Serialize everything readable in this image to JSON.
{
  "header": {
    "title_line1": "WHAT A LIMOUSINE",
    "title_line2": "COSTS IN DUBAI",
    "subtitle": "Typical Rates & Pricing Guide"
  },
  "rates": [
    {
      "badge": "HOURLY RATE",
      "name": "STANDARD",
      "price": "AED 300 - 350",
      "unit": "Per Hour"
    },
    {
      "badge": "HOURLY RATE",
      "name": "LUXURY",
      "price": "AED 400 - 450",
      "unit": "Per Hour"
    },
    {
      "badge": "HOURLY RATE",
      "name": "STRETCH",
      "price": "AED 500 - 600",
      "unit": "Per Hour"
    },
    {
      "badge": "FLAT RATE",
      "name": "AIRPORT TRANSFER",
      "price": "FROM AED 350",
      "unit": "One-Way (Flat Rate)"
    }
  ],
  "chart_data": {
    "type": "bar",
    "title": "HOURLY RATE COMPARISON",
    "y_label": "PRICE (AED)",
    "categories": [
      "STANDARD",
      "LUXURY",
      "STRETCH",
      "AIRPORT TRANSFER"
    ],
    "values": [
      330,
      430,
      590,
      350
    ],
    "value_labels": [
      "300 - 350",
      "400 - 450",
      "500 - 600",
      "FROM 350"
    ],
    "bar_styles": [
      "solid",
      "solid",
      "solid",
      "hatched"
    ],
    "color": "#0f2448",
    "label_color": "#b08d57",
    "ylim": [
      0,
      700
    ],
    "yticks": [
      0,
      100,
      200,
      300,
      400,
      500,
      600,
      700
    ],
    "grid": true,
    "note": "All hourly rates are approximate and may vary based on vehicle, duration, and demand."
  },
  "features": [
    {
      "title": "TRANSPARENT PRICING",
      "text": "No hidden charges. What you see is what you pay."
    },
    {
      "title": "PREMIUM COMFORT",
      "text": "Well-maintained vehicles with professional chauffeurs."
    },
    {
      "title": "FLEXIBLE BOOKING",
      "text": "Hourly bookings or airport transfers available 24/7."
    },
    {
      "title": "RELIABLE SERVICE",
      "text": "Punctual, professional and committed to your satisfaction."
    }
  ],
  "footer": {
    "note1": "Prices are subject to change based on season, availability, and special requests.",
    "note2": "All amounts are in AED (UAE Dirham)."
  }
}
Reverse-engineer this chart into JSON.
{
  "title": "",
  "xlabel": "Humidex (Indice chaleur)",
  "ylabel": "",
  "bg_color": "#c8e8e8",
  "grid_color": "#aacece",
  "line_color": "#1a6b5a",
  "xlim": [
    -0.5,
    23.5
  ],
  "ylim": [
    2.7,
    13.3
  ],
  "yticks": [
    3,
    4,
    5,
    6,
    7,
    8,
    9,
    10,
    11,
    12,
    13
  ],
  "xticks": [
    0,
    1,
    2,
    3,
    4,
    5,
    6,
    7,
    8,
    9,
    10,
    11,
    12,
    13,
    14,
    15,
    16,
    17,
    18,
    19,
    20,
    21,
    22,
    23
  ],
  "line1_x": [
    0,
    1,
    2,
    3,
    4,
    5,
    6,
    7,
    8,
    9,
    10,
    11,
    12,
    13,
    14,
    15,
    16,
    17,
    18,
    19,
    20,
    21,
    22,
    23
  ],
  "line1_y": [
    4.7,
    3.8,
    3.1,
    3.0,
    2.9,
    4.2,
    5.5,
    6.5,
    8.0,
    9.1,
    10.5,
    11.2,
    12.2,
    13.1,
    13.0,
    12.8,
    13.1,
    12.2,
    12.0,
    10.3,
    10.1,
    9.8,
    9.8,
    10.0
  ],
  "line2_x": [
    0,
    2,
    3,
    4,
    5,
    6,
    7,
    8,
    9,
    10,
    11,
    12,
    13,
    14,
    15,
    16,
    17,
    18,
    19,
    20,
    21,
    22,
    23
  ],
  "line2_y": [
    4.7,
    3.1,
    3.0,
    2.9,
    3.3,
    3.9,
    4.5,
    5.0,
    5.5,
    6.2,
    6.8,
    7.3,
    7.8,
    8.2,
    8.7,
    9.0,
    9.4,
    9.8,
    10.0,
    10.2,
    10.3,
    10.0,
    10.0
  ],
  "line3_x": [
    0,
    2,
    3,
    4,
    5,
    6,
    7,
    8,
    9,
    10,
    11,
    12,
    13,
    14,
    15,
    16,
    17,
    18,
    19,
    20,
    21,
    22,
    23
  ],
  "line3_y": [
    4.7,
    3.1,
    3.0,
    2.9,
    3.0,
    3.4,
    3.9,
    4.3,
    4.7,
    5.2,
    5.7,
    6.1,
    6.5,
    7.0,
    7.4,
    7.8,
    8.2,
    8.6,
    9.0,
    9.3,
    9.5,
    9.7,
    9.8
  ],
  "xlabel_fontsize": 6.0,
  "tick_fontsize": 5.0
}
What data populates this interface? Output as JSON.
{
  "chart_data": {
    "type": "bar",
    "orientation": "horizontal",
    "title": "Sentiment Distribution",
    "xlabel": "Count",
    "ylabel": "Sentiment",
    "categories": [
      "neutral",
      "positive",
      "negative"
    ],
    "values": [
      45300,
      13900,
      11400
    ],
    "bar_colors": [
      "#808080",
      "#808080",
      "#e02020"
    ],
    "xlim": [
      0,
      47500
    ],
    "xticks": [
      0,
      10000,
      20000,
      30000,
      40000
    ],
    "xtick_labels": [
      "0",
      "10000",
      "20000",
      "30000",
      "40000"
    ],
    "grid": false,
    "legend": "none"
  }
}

★ ★ ★

To do: Output the full listing without altering anything.

The output:
Serialize everything readable in this image to JSON.
{
  "header": {
    "title_line1": "WHAT A LIMOUSINE",
    "title_line2": "COSTS IN DUBAI",
    "subtitle": "Typical Rates & Pricing Guide"
  },
  "rates": [
    {
      "badge": "HOURLY RATE",
      "name": "STANDARD",
      "price": "AED 300 - 350",
      "unit": "Per Hour"
    },
    {
      "badge": "HOURLY RATE",
      "name": "LUXURY",
      "price": "AED 400 - 450",
      "unit": "Per Hour"
    },
    {
      "badge": "HOURLY RATE",
      "name": "STRETCH",
      "price": "AED 500 - 600",
      "unit": "Per Hour"
    },
    {
      "badge": "FLAT RATE",
      "name": "AIRPORT TRANSFER",
      "price": "FROM AED 350",
      "unit": "One-Way (Flat Rate)"
    }
  ],
  "chart_data": {
    "type": "bar",
    "title": "HOURLY RATE COMPARISON",
    "y_label": "PRICE (AED)",
    "categories": [
      "STANDARD",
      "LUXURY",
      "STRETCH",
      "AIRPORT TRANSFER"
    ],
    "values": [
      330,
      430,
      590,
      350
    ],
    "value_labels": [
      "300 - 350",
      "400 - 450",
      "500 - 600",
      "FROM 350"
    ],
    "bar_styles": [
      "solid",
      "solid",
      "solid",
      "hatched"
    ],
    "color": "#0f2448",
    "label_color": "#b08d57",
    "ylim": [
      0,
      700
    ],
    "yticks": [
      0,
      100,
      200,
      300,
      400,
      500,
      600,
      700
    ],
    "grid": true,
    "note": "All hourly rates are approximate and may vary based on vehicle, duration, and demand."
  },
  "features": [
    {
      "title": "TRANSPARENT PRICING",
      "text": "No hidden charges. What you see is what you pay."
    },
    {
      "title": "PREMIUM COMFORT",
      "text": "Well-maintained vehicles with professional chauffeurs."
    },
    {
      "title": "FLEXIBLE BOOKING",
      "text": "Hourly bookings or airport transfers available 24/7."
    },
    {
      "title": "RELIABLE SERVICE",
      "text": "Punctual, professional and committed to your satisfaction."
    }
  ],
  "footer": {
    "note1": "Prices are subject to change based on season, availability, and special requests.",
    "note2": "All amounts are in AED (UAE Dirham)."
  }
}
Reverse-engineer this chart into JSON.
{
  "title": "",
  "xlabel": "Humidex (Indice chaleur)",
  "ylabel": "",
  "bg_color": "#c8e8e8",
  "grid_color": "#aacece",
  "line_color": "#1a6b5a",
  "xlim": [
    -0.5,
    23.5
  ],
  "ylim": [
    2.7,
    13.3
  ],
  "yticks": [
    3,
    4,
    5,
    6,
    7,
    8,
    9,
    10,
    11,
    12,
    13
  ],
  "xticks": [
    0,
    1,
    2,
    3,
    4,
    5,
    6,
    7,
    8,
    9,
    10,
    11,
    12,
    13,
    14,
    15,
    16,
    17,
    18,
    19,
    20,
    21,
    22,
    23
  ],
  "line1_x": [
    0,
    1,
    2,
    3,
    4,
    5,
    6,
    7,
    8,
    9,
    10,
    11,
    12,
    13,
    14,
    15,
    16,
    17,
    18,
    19,
    20,
    21,
    22,
    23
  ],
  "line1_y": [
    4.7,
    3.8,
    3.1,
    3.0,
    2.9,
    4.2,
    5.5,
    6.5,
    8.0,
    9.1,
    10.5,
    11.2,
    12.2,
    13.1,
    13.0,
    12.8,
    13.1,
    12.2,
    12.0,
    10.3,
    10.1,
    9.8,
    9.8,
    10.0
  ],
  "line2_x": [
    0,
    2,
    3,
    4,
    5,
    6,
    7,
    8,
    9,
    10,
    11,
    12,
    13,
    14,
    15,
    16,
    17,
    18,
    19,
    20,
    21,
    22,
    23
  ],
  "line2_y": [
    4.7,
    3.1,
    3.0,
    2.9,
    3.3,
    3.9,
    4.5,
    5.0,
    5.5,
    6.2,
    6.8,
    7.3,
    7.8,
    8.2,
    8.7,
    9.0,
    9.4,
    9.8,
    10.0,
    10.2,
    10.3,
    10.0,
    10.0
  ],
  "line3_x": [
    0,
    2,
    3,
    4,
    5,
    6,
    7,
    8,
    9,
    10,
    11,
    12,
    13,
    14,
    15,
    16,
    17,
    18,
    19,
    20,
    21,
    22,
    23
  ],
  "line3_y": [
    4.7,
    3.1,
    3.0,
    2.9,
    3.0,
    3.4,
    3.9,
    4.3,
    4.7,
    5.2,
    5.7,
    6.1,
    6.5,
    7.0,
    7.4,
    7.8,
    8.2,
    8.6,
    9.0,
    9.3,
    9.5,
    9.7,
    9.8
  ],
  "xlabel_fontsize": 6.0,
  "tick_fontsize": 5.0
}
What data populates this interface? Output as JSON.
{
  "chart_data": {
    "type": "bar",
    "orientation": "horizontal",
    "title": "Sentiment Distribution",
    "xlabel": "Count",
    "ylabel": "Sentiment",
    "categories": [
      "neutral",
      "positive",
      "negative"
    ],
    "values": [
      45300,
      13900,
      11400
    ],
    "bar_colors": [
      "#808080",
      "#808080",
      "#e02020"
    ],
    "xlim": [
      0,
      47500
    ],
    "xticks": [
      0,
      10000,
      20000,
      30000,
      40000
    ],
    "xtick_labels": [
      "0",
      "10000",
      "20000",
      "30000",
      "40000"
    ],
    "grid": false,
    "legend": "none"
  }
}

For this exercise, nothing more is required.